● **TEKS BACAAN**

Sekalipun beliau telah sarat dengan berbagai tugas yang diembannya, namun karena tuntutan umat , akhirnya beliau masih juga mengemban amanat umat, dalam wujud kesediaan beliau ikut serta memegang kendali pimpinan Partai Islam Indonesia (PII). Bersama-sama dengan tokoh Muhammadiyah lainnya dan tokoh-tokoh dari Jong Islamieten Bond pada tahun 1938 bersepakat mendirikan sebuah partai Islam dengan nama PII(Partai Islam Indonesia).
dalam kongresnya yang pertama, yang berlangsung pad tanggal 11 April 1940 di kota Yogyakarta K.H. Mas Mansyur menyampaikan pidato yang isinya mencerminkan pandangan beliau tentang “Hubungan antara Islam dan Politik”:
Memang Politik dan Islam tidak dapat dipisahkan, sebagaimana gula dan rasa manis yang tak mungkin di pisahkan. begitu pula antara agama dan politik. hanya semenjak jatuhnya kerajaan Islam di Andalusia, semenjak itu pula tangan islam menhjadi tidak laras (cocok) lgi untuk memegang politik. lama kelemaan umat islam tidak mengerti sama sekali apa arti politik itu. mereka benar, masih mengakui Muhammad SAW. sebagai junjungannya, Al qur’an sebagai kitabnya, dan kiblatnya tidak berubah. tapi hanya itu saja yang mereka jalani. padahal perintqh tuhan, umat islam harus cukup mengurus segala kebutuhanhidup di dunia sampai di akhirat nanti”. (Subagijo LN, KH. Mas mansur, pembaharu Islam di Indonesia:36).

● **CUPLIKAN DATA**

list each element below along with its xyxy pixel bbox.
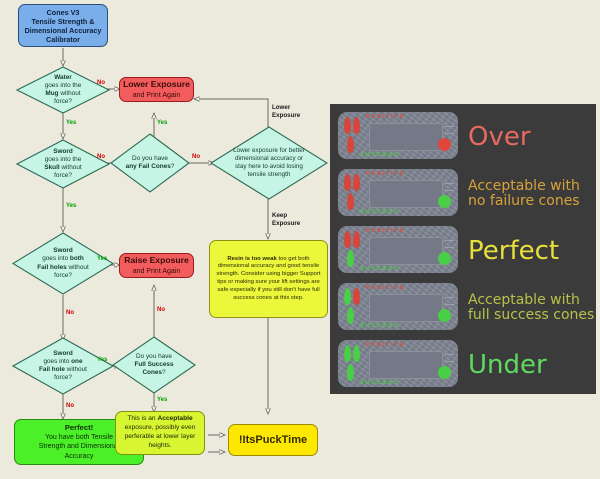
title-box: Cones V3 Tensile Strength & Dimensional … [18, 4, 108, 47]
cone-indicator [353, 174, 360, 191]
raise-exposure-line2: and Print Again [133, 267, 180, 276]
acceptable-line2: exposure, possibly even [125, 424, 196, 431]
card-tick-mark [445, 240, 454, 241]
verdict-label: Over [468, 123, 531, 151]
cone-indicator [344, 288, 351, 305]
decision-water-mug: Water goes into the Mug without force? [16, 66, 110, 114]
water-mug-l5: force? [54, 98, 72, 105]
action-lower-exposure[interactable]: Lower Exposure and Print Again [119, 77, 194, 102]
edge-label-lower-exposure-2: Exposure [272, 112, 300, 119]
edge-label-no-skull: No [97, 154, 105, 160]
decision-lower-exposure-tradeoff: Lower exposure for better dimensional ac… [210, 126, 328, 200]
perfect-line2: You have both Tensile [45, 433, 113, 442]
edge-label-yes-swordboth: Yes [97, 256, 107, 262]
cone-indicator [344, 174, 351, 191]
cone-indicator [353, 231, 360, 248]
card-success-label: SUCCESS [360, 266, 400, 272]
cone-indicator [347, 307, 354, 324]
edge-label-no-swordone: No [66, 403, 74, 409]
sword-one-l2: goes into [43, 358, 71, 365]
verdict-label: Acceptable withfull success cones [468, 293, 594, 323]
cone-indicator [347, 364, 354, 381]
result-acceptable: This is an Acceptable exposure, possibly… [115, 411, 205, 455]
calibration-card: POSITIVESUCCESS [338, 112, 458, 159]
edge-label-no-fullsucc: No [157, 307, 165, 313]
edge-label-keep-exposure-2: Exposure [272, 220, 300, 227]
decision-full-success-label: Do you have Full Success Cones? [112, 336, 196, 394]
full-succ-l3: Cones [142, 369, 162, 376]
water-mug-l4: without [59, 90, 81, 97]
decision-any-fail-cones-label: Do you have any Fail Cones? [110, 133, 190, 193]
acceptable-line4: heights. [148, 442, 171, 449]
note-resin-too-weak: Resin is too weak too get both dimension… [209, 240, 328, 318]
title-line-4: Calibrator [46, 35, 80, 44]
edge-label-yes-failcones: Yes [157, 120, 167, 126]
edge-label-yes-fullsucc: Yes [157, 397, 167, 403]
verdict-label: Acceptable withno failure cones [468, 179, 580, 209]
sword-both-l6: force? [54, 272, 72, 279]
sword-skull-l4: without [60, 164, 82, 171]
card-tick-mark [445, 304, 454, 305]
cone-indicator [347, 193, 354, 210]
decision-any-fail-cones: Do you have any Fail Cones? [110, 133, 190, 193]
any-fail-l3: ? [171, 163, 175, 170]
verdict-label: Under [468, 351, 547, 379]
cone-indicator [344, 231, 351, 248]
card-tick-mark [445, 247, 454, 248]
decision-lower-exposure-label: Lower exposure for better dimensional ac… [210, 126, 328, 200]
calibration-card: POSITIVESUCCESS [338, 283, 458, 330]
sword-skull-l5: force? [54, 172, 72, 179]
sword-one-l4: Fail hole [39, 366, 65, 373]
card-positive-label: POSITIVE [366, 228, 405, 234]
verdict-line-1: Acceptable with [468, 179, 580, 194]
card-success-label: SUCCESS [360, 380, 400, 386]
sword-one-l5: without [65, 366, 87, 373]
cone-indicator [353, 345, 360, 362]
edge-label-no-water: No [97, 80, 105, 86]
verdict-label: Perfect [468, 237, 559, 265]
card-success-label: SUCCESS [360, 209, 400, 215]
calibration-photo-panel: POSITIVESUCCESSOverPOSITIVESUCCESSAccept… [330, 104, 596, 394]
status-dot [438, 252, 451, 265]
card-positive-label: POSITIVE [366, 285, 405, 291]
acceptable-bold: Acceptable [157, 415, 192, 422]
resin-note-rest: too get both dimensional accuracy and go… [216, 256, 320, 301]
sword-both-l4: Fail holes [37, 264, 66, 271]
calibration-card: POSITIVESUCCESS [338, 340, 458, 387]
decision-sword-one-label: Sword goes into one Fail hole without fo… [12, 337, 114, 395]
perfect-line1: Perfect! [65, 423, 93, 433]
puck-time-label: !ItsPuckTime [239, 434, 307, 446]
lower-exposure-line1: Lower Exposure [123, 79, 190, 90]
calibration-card: POSITIVESUCCESS [338, 226, 458, 273]
decision-sword-one-fail-hole: Sword goes into one Fail hole without fo… [12, 337, 114, 395]
sword-both-l5: without [67, 264, 89, 271]
decision-water-mug-label: Water goes into the Mug without force? [16, 66, 110, 114]
card-inner-panel [369, 351, 443, 379]
card-success-label: SUCCESS [360, 323, 400, 329]
cone-indicator [353, 117, 360, 134]
sword-skull-l3: Skull [44, 164, 59, 171]
acceptable-line3: perferable at lower layer [125, 433, 196, 440]
card-tick-mark [445, 354, 454, 355]
status-dot [438, 309, 451, 322]
title-line-1: Cones V3 [47, 8, 80, 17]
verdict-line-2: full success cones [468, 308, 594, 323]
card-tick-mark [445, 133, 454, 134]
cone-indicator [353, 288, 360, 305]
decision-full-success-cones: Do you have Full Success Cones? [112, 336, 196, 394]
card-positive-label: POSITIVE [366, 342, 405, 348]
card-inner-panel [369, 123, 443, 151]
decision-sword-skull-label: Sword goes into the Skull without force? [16, 139, 110, 189]
card-tick-mark [445, 183, 454, 184]
status-dot [438, 366, 451, 379]
edge-label-no-swordboth: No [66, 310, 74, 316]
edge-label-lower-exposure-1: Lower [272, 104, 290, 111]
status-dot [438, 138, 451, 151]
status-dot [438, 195, 451, 208]
decision-sword-both-fail-holes: Sword goes into both Fail holes without … [12, 232, 114, 295]
card-tick-mark [445, 297, 454, 298]
edge-label-yes-skull: Yes [66, 203, 76, 209]
raise-exposure-line1: Raise Exposure [124, 255, 188, 266]
water-mug-l3: Mug [45, 90, 58, 97]
card-inner-panel [369, 180, 443, 208]
action-raise-exposure[interactable]: Raise Exposure and Print Again [119, 253, 194, 278]
card-tick-mark [445, 361, 454, 362]
resin-note-bold: Resin is too weak [227, 256, 276, 262]
title-line-2: Tensile Strength & [32, 17, 95, 26]
card-positive-label: POSITIVE [366, 171, 405, 177]
perfect-line4: Accuracy [65, 452, 94, 461]
edge-label-yes-swordone: Yes [97, 357, 107, 363]
full-succ-l4: ? [162, 369, 166, 376]
acceptable-line1: This is an [127, 415, 157, 422]
water-mug-l1: Water [54, 74, 72, 81]
sword-skull-l2: goes into the [45, 156, 82, 163]
any-fail-l1: Do you have [132, 155, 168, 162]
card-inner-panel [369, 294, 443, 322]
card-positive-label: POSITIVE [366, 114, 405, 120]
perfect-line3: Strength and Dimensional [39, 442, 120, 451]
sword-one-l3: one [71, 358, 82, 365]
sword-both-l3: both [70, 255, 84, 262]
edge-label-keep-exposure-1: Keep [272, 212, 287, 219]
verdict-line-2: no failure cones [468, 194, 580, 209]
decision-sword-skull: Sword goes into the Skull without force? [16, 139, 110, 189]
cone-indicator [347, 136, 354, 153]
cone-indicator [344, 345, 351, 362]
flowchart-canvas: Cones V3 Tensile Strength & Dimensional … [0, 0, 600, 479]
decision-sword-both-label: Sword goes into both Fail holes without … [12, 232, 114, 295]
full-succ-l2: Full Success [134, 361, 173, 368]
full-succ-l1: Do you have [136, 353, 172, 360]
card-success-label: SUCCESS [360, 152, 400, 158]
sword-one-l6: force? [54, 374, 72, 381]
cone-indicator [347, 250, 354, 267]
edge-label-yes-water: Yes [66, 120, 76, 126]
sword-both-l1: Sword [53, 247, 73, 254]
sword-one-l1: Sword [53, 350, 73, 357]
card-inner-panel [369, 237, 443, 265]
any-fail-l2: any Fail Cones [126, 163, 171, 170]
card-tick-mark [445, 190, 454, 191]
sword-both-l2: goes into [42, 255, 70, 262]
calibration-card: POSITIVESUCCESS [338, 169, 458, 216]
sword-skull-l1: Sword [53, 148, 73, 155]
edge-label-no-failcones: No [192, 154, 200, 160]
verdict-line-1: Acceptable with [468, 293, 594, 308]
result-puck-time: !ItsPuckTime [228, 424, 318, 456]
card-tick-mark [445, 126, 454, 127]
water-mug-l2: goes into the [45, 82, 82, 89]
lower-exposure-line2: and Print Again [133, 91, 180, 100]
title-line-3: Dimensional Accuracy [25, 26, 102, 35]
cone-indicator [344, 117, 351, 134]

● **KETENTUAN TUGAS**
a – Jawablah pertanyaan berikut berdasarkan teks bacaan di atas.
(i) Pada tahun berapa Partai Islam Indonesia (PII) didirikan?
(ii) Di kota mana kongres pertama PII berlangsung?
(iii) Dengan apa hubungan antara politik dan Islam diumpamakan dalam pidato tersebut?
b – Tuliskan kembali tanpa perubahan bagian teks bacaan dari "Sekalipun beliau telah" sampai dengan "PII(Partai Islam Indonesia).".

● **JAWABAN YANG DIHARAPKAN**
a –
(i) 1938
(ii) Yogyakarta
(iii) Gula dan rasa manis

b –
Sekalipun beliau telah sarat dengan berbagai tugas yang diembannya, namun karena tuntutan umat , akhirnya beliau masih juga mengemban amanat umat, dalam wujud kesediaan beliau ikut serta memegang kendali pimpinan Partai Islam Indonesia (PII). Bersama-sama dengan tokoh Muhammadiyah lainnya dan tokoh-tokoh dari Jong Islamieten Bond pada tahun 1938 bersepakat mendirikan sebuah partai Islam dengan nama PII(Partai Islam Indonesia).